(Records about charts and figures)
################
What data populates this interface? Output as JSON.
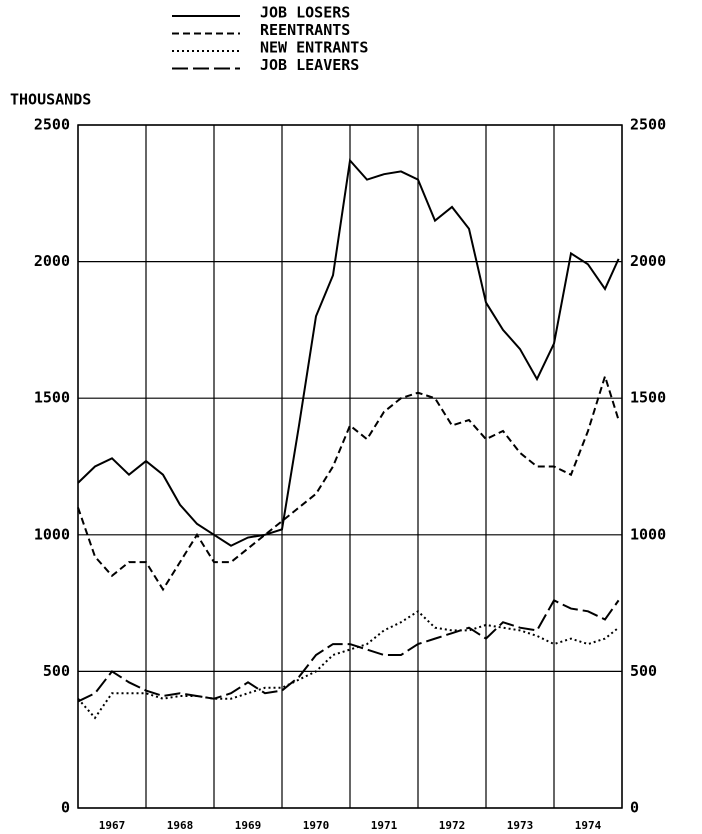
{
  "chart_data": {
    "type": "line",
    "y_axis_label": "THOUSANDS",
    "x": [
      1967.0,
      1967.25,
      1967.5,
      1967.75,
      1968.0,
      1968.25,
      1968.5,
      1968.75,
      1969.0,
      1969.25,
      1969.5,
      1969.75,
      1970.0,
      1970.25,
      1970.5,
      1970.75,
      1971.0,
      1971.25,
      1971.5,
      1971.75,
      1972.0,
      1972.25,
      1972.5,
      1972.75,
      1973.0,
      1973.25,
      1973.5,
      1973.75,
      1974.0,
      1974.25,
      1974.5,
      1974.75,
      1974.95
    ],
    "series": [
      {
        "name": "JOB LOSERS",
        "color": "#000000",
        "dash": "solid",
        "values": [
          1190,
          1250,
          1280,
          1220,
          1270,
          1220,
          1110,
          1040,
          1000,
          960,
          990,
          1000,
          1020,
          1400,
          1800,
          1950,
          2370,
          2300,
          2320,
          2330,
          2300,
          2150,
          2200,
          2120,
          1850,
          1750,
          1680,
          1570,
          1700,
          2030,
          1990,
          1900,
          2010
        ]
      },
      {
        "name": "REENTRANTS",
        "color": "#000000",
        "dash": "dashed",
        "values": [
          1100,
          920,
          850,
          900,
          900,
          800,
          900,
          1000,
          900,
          900,
          950,
          1000,
          1050,
          1100,
          1150,
          1250,
          1400,
          1350,
          1450,
          1500,
          1520,
          1500,
          1400,
          1420,
          1350,
          1380,
          1300,
          1250,
          1250,
          1220,
          1380,
          1580,
          1420
        ]
      },
      {
        "name": "NEW ENTRANTS",
        "color": "#000000",
        "dash": "dotted",
        "values": [
          400,
          330,
          420,
          420,
          420,
          400,
          410,
          410,
          400,
          400,
          420,
          440,
          440,
          470,
          500,
          560,
          580,
          600,
          650,
          680,
          720,
          660,
          650,
          650,
          670,
          660,
          650,
          630,
          600,
          620,
          600,
          620,
          660
        ]
      },
      {
        "name": "JOB LEAVERS",
        "color": "#000000",
        "dash": "longdash",
        "values": [
          390,
          420,
          500,
          460,
          430,
          410,
          420,
          410,
          400,
          420,
          460,
          420,
          430,
          480,
          560,
          600,
          600,
          580,
          560,
          560,
          600,
          620,
          640,
          660,
          620,
          680,
          660,
          650,
          760,
          730,
          720,
          690,
          760
        ]
      }
    ],
    "xlim": [
      1967,
      1975
    ],
    "xgrid": [
      1967,
      1968,
      1969,
      1970,
      1971,
      1972,
      1973,
      1974,
      1975
    ],
    "xticks": [
      {
        "value": 1967.5,
        "label": "1967"
      },
      {
        "value": 1968.5,
        "label": "1968"
      },
      {
        "value": 1969.5,
        "label": "1969"
      },
      {
        "value": 1970.5,
        "label": "1970"
      },
      {
        "value": 1971.5,
        "label": "1971"
      },
      {
        "value": 1972.5,
        "label": "1972"
      },
      {
        "value": 1973.5,
        "label": "1973"
      },
      {
        "value": 1974.5,
        "label": "1974"
      }
    ],
    "ylim": [
      0,
      2500
    ],
    "yticks": [
      0,
      500,
      1000,
      1500,
      2000,
      2500
    ],
    "y2lim": [
      0,
      2500
    ],
    "y2ticks": [
      0,
      500,
      1000,
      1500,
      2000,
      2500
    ],
    "grid": true,
    "legend": "top"
  }
}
################
### Task to complete:
Reproduce every line from the entries that holds the word "dash".

### Result below:
        "dash": "solid",
        "dash": "dashed",
        "dash": "dotted",
        "dash": "longdash",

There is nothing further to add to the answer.